-- START Record list --
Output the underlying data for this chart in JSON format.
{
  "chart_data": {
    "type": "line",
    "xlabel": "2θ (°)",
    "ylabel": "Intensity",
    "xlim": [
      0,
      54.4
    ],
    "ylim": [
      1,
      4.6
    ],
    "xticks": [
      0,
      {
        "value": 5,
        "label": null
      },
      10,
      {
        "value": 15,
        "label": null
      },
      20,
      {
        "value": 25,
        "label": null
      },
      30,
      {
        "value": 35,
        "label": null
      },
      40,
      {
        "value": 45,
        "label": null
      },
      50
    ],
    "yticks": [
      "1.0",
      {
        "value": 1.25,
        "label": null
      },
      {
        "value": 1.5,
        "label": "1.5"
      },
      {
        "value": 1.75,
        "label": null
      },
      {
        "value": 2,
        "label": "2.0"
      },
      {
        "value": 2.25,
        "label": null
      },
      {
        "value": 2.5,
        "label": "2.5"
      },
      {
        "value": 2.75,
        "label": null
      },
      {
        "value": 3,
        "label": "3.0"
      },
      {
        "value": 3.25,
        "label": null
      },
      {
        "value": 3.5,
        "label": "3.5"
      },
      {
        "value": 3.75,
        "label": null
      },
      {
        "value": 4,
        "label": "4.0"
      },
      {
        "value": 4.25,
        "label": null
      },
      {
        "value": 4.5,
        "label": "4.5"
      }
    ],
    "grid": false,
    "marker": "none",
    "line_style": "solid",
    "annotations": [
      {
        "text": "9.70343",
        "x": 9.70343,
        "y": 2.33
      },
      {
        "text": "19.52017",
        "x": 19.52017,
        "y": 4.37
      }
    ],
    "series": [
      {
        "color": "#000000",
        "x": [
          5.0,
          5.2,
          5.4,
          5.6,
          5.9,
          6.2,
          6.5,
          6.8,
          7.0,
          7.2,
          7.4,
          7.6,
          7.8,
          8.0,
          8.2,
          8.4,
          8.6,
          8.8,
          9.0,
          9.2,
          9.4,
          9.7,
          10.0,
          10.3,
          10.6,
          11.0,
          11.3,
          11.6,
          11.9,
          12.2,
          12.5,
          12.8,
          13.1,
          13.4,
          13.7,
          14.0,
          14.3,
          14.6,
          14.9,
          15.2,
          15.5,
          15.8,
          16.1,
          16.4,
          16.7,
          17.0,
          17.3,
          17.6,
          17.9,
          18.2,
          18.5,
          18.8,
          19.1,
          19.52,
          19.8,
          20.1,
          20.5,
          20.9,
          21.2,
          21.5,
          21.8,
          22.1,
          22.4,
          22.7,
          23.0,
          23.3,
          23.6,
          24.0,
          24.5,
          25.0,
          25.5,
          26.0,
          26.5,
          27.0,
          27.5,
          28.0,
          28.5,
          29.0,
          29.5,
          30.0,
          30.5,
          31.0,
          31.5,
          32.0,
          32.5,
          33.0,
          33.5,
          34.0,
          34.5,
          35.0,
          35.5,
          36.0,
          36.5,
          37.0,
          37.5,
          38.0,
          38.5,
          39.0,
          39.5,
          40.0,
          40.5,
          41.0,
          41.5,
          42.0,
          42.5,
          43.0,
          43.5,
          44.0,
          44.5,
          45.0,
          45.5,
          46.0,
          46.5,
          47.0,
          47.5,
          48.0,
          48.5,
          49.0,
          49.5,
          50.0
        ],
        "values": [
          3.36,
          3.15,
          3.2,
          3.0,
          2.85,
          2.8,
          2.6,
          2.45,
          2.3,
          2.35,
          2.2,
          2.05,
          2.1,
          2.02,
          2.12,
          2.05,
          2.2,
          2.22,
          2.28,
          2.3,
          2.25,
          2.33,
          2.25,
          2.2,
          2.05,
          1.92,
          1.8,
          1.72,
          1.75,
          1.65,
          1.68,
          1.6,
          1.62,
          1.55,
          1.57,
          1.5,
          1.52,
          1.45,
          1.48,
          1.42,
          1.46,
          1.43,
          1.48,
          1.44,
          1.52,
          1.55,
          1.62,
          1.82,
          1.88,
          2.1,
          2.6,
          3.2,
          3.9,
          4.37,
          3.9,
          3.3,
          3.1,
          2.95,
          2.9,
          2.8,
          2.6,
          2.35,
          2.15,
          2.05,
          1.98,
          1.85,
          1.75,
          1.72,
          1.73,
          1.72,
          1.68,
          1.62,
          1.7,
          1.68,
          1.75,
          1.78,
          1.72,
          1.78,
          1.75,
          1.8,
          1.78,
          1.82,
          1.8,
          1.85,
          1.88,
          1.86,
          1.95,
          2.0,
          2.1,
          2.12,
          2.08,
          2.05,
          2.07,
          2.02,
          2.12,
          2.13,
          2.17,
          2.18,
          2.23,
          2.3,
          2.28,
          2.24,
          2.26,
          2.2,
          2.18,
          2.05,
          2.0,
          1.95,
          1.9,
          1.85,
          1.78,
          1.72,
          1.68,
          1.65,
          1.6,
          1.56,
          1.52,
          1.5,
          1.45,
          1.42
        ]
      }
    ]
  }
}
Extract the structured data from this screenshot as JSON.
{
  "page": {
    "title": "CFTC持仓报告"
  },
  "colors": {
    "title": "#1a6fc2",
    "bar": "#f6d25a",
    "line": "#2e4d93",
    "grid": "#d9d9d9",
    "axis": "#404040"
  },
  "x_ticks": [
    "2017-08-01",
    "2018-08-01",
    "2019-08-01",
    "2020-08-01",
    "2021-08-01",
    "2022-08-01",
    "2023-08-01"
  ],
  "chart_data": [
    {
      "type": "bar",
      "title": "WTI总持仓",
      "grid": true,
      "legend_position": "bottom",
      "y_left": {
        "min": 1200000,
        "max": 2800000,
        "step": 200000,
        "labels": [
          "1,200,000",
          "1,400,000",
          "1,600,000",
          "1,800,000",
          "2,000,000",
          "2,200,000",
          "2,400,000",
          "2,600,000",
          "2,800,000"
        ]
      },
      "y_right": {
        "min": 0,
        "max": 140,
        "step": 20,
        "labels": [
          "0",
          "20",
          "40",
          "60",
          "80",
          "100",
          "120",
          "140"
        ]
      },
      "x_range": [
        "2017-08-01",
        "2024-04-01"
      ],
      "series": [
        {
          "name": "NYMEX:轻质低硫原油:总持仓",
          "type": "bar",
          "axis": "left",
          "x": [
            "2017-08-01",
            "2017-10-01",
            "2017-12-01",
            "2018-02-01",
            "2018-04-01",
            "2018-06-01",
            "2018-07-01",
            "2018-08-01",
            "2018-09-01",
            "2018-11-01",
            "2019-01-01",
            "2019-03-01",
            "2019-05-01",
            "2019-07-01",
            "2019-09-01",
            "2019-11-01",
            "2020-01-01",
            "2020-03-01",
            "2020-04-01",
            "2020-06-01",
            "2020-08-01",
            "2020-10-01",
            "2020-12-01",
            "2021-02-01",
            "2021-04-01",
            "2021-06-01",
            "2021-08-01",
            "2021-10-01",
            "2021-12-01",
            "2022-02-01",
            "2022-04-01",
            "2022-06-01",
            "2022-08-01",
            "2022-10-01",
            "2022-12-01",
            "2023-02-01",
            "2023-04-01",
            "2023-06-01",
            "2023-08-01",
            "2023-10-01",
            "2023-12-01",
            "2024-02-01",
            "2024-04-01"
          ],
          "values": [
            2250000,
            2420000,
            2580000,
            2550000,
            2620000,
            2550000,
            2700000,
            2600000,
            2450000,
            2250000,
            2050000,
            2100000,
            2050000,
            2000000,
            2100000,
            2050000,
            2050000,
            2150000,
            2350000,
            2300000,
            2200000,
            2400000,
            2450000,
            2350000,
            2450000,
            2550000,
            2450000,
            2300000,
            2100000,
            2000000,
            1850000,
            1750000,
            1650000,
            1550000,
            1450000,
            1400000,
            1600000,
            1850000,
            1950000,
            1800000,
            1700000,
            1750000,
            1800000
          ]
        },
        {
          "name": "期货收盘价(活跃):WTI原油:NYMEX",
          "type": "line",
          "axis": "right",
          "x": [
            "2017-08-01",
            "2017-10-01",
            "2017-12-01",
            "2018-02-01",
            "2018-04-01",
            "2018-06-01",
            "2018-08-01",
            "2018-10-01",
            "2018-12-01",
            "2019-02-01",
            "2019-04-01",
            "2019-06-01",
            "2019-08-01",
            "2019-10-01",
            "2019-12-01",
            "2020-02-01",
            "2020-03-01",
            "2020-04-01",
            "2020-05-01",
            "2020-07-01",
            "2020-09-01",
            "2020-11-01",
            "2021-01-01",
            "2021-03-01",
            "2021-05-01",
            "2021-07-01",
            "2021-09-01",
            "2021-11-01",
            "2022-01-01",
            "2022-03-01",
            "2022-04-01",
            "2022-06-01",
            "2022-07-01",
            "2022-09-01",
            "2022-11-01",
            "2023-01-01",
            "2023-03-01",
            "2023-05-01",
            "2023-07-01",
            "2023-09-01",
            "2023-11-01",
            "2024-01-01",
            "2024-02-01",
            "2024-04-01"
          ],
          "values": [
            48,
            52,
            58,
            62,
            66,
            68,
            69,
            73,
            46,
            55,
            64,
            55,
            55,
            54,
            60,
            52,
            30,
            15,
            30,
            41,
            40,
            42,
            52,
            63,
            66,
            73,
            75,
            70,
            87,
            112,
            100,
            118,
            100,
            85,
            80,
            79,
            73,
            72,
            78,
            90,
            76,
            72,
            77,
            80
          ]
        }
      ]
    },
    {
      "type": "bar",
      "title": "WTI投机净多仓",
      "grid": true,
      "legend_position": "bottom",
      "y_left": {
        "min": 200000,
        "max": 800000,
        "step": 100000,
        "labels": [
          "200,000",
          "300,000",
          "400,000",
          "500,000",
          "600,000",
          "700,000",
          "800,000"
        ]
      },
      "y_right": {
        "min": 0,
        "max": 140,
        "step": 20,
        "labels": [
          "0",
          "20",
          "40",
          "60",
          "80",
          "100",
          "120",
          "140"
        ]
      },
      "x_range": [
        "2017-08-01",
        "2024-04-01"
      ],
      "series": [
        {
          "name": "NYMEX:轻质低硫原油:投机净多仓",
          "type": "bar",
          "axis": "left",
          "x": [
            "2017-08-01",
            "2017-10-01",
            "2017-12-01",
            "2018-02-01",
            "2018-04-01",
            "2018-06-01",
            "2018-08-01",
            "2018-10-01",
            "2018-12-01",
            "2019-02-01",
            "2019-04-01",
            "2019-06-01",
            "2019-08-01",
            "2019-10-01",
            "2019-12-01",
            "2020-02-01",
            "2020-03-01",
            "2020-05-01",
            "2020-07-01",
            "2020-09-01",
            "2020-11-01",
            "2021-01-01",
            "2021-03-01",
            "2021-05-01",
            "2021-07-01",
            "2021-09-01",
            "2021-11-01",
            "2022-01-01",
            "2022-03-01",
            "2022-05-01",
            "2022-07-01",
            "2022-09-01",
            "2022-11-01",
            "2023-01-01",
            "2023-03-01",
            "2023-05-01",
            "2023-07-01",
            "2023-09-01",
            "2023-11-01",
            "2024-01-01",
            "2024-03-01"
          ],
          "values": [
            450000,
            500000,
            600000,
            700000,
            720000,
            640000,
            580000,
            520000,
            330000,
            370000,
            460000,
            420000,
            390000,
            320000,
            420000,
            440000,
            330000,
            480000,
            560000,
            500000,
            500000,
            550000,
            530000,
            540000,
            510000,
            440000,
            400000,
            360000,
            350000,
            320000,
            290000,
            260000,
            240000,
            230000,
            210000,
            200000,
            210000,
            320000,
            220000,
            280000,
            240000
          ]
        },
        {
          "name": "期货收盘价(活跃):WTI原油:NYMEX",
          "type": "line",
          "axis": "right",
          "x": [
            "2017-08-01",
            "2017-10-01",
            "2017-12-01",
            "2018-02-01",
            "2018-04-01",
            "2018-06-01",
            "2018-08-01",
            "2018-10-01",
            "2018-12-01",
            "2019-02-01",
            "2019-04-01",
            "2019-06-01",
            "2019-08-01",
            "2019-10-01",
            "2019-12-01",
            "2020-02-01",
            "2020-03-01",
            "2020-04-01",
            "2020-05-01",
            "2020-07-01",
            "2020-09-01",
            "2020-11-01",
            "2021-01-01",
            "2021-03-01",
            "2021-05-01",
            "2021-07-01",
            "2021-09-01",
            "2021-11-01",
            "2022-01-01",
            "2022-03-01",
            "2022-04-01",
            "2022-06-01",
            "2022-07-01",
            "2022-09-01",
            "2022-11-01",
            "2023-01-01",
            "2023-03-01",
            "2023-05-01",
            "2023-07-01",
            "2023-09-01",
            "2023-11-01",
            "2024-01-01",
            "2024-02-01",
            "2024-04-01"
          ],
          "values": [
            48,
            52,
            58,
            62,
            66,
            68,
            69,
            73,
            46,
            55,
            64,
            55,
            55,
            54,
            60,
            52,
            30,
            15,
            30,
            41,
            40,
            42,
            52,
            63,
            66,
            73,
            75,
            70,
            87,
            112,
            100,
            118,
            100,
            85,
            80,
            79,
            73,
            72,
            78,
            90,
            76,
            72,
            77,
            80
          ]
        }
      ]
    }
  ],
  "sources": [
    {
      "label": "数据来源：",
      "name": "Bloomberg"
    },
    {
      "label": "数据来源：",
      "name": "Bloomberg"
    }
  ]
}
-- END Record list --
Gather all the lines that include the word "轻质低硫原油" and copy them out.

          "name": "NYMEX:轻质低硫原油:总持仓",
          "name": "NYMEX:轻质低硫原油:投机净多仓",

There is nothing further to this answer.